_Work to be completed:_
Identify the lines that contain the string "acestui", then copy each of them.

_Extracted records:_
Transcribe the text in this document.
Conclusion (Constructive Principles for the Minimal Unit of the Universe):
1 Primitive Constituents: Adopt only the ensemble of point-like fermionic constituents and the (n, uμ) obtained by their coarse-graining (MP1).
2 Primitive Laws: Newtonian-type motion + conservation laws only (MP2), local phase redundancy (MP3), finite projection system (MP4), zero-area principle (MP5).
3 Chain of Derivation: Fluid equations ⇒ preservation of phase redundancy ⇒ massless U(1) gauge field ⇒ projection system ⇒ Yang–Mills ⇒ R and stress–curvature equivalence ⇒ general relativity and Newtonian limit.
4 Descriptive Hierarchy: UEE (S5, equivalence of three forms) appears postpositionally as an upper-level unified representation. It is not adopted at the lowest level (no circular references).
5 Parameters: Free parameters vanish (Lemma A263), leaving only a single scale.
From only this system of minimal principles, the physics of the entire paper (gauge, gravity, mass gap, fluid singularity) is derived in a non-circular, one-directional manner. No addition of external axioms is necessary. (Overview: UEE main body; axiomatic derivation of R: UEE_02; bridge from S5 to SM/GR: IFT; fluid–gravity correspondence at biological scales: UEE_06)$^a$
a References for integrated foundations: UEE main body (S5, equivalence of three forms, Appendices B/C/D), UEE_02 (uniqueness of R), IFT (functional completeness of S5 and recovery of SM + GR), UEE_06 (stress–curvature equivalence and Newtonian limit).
--
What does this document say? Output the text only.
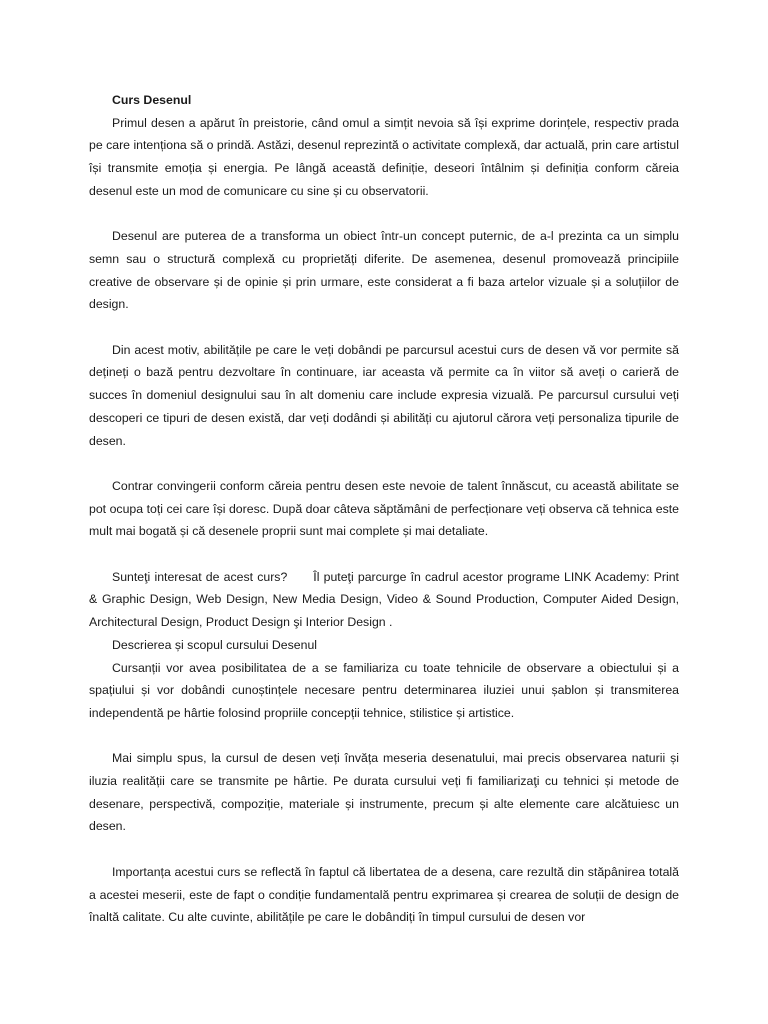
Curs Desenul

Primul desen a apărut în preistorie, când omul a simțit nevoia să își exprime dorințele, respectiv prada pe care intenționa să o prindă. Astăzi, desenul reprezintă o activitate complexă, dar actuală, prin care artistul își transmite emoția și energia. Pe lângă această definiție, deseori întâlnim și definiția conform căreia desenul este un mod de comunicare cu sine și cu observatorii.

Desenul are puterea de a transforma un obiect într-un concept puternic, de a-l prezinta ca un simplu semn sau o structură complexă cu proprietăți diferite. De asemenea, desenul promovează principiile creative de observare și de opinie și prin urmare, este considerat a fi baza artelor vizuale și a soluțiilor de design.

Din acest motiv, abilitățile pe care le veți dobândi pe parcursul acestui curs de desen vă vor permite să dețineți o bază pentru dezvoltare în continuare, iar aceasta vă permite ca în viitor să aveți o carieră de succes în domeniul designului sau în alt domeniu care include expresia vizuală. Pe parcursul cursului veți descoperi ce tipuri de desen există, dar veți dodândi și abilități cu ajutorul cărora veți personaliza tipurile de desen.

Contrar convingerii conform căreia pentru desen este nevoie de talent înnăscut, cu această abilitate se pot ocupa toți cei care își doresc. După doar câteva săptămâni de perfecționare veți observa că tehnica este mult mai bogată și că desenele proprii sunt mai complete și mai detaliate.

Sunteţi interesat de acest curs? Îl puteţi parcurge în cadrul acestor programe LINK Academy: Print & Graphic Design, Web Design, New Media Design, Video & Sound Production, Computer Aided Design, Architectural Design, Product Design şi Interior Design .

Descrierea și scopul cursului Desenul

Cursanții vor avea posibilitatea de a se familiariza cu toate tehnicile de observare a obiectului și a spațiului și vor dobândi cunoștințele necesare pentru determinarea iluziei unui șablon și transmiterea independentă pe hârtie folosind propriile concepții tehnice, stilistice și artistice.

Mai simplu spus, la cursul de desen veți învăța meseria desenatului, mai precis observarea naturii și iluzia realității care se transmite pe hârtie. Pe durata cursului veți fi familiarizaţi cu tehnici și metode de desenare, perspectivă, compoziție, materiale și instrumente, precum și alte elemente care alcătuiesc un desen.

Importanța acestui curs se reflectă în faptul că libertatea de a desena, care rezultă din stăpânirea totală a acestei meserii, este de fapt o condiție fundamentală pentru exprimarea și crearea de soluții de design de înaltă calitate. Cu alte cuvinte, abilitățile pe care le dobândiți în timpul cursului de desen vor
...
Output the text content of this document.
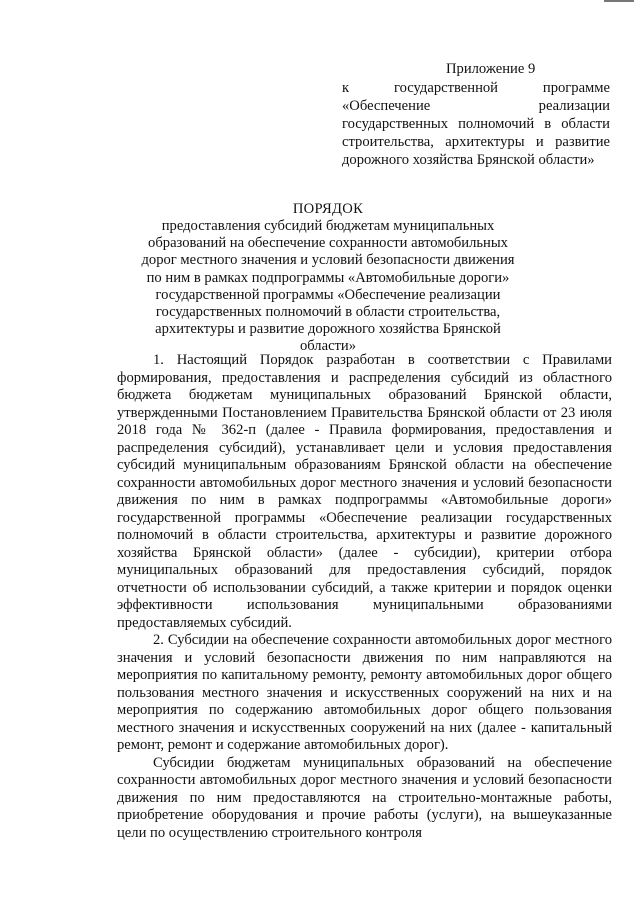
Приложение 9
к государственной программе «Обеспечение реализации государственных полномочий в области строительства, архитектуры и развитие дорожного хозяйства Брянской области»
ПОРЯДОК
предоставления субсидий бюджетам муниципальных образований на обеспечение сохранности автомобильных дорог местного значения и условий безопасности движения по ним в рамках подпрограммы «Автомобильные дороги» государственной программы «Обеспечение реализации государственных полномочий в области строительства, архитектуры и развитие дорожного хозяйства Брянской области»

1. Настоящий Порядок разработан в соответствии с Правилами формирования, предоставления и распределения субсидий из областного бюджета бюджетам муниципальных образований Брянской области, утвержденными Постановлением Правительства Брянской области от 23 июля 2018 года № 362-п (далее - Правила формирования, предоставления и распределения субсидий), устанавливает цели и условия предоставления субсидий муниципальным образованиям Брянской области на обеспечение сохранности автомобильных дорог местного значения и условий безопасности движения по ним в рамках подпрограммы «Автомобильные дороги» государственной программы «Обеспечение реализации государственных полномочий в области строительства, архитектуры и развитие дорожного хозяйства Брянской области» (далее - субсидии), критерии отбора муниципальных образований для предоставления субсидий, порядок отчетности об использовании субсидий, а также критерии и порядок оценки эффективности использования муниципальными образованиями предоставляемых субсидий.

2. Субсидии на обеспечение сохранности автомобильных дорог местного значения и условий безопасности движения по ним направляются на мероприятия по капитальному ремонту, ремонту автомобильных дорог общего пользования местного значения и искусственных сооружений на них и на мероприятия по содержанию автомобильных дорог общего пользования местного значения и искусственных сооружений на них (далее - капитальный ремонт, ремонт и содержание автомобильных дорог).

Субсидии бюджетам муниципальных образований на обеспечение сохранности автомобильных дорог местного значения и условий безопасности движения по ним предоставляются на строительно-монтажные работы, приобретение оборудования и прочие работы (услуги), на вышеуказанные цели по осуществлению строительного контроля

_Written solution:_
Din acest motiv, abilitățile pe care le veți dobândi pe parcursul acestui curs de desen vă vor permite să dețineți o bază pentru dezvoltare în continuare, iar aceasta vă permite ca în viitor să aveți o carieră de succes în domeniul designului sau în alt domeniu care include expresia vizuală. Pe parcursul cursului veți descoperi ce tipuri de desen există, dar veți dodândi și abilități cu ajutorul cărora veți personaliza tipurile de desen.
Importanța acestui curs se reflectă în faptul că libertatea de a desena, care rezultă din stăpânirea totală a acestei meserii, este de fapt o condiție fundamentală pentru exprimarea și crearea de soluții de design de înaltă calitate. Cu alte cuvinte, abilitățile pe care le dobândiți în timpul cursului de desen vor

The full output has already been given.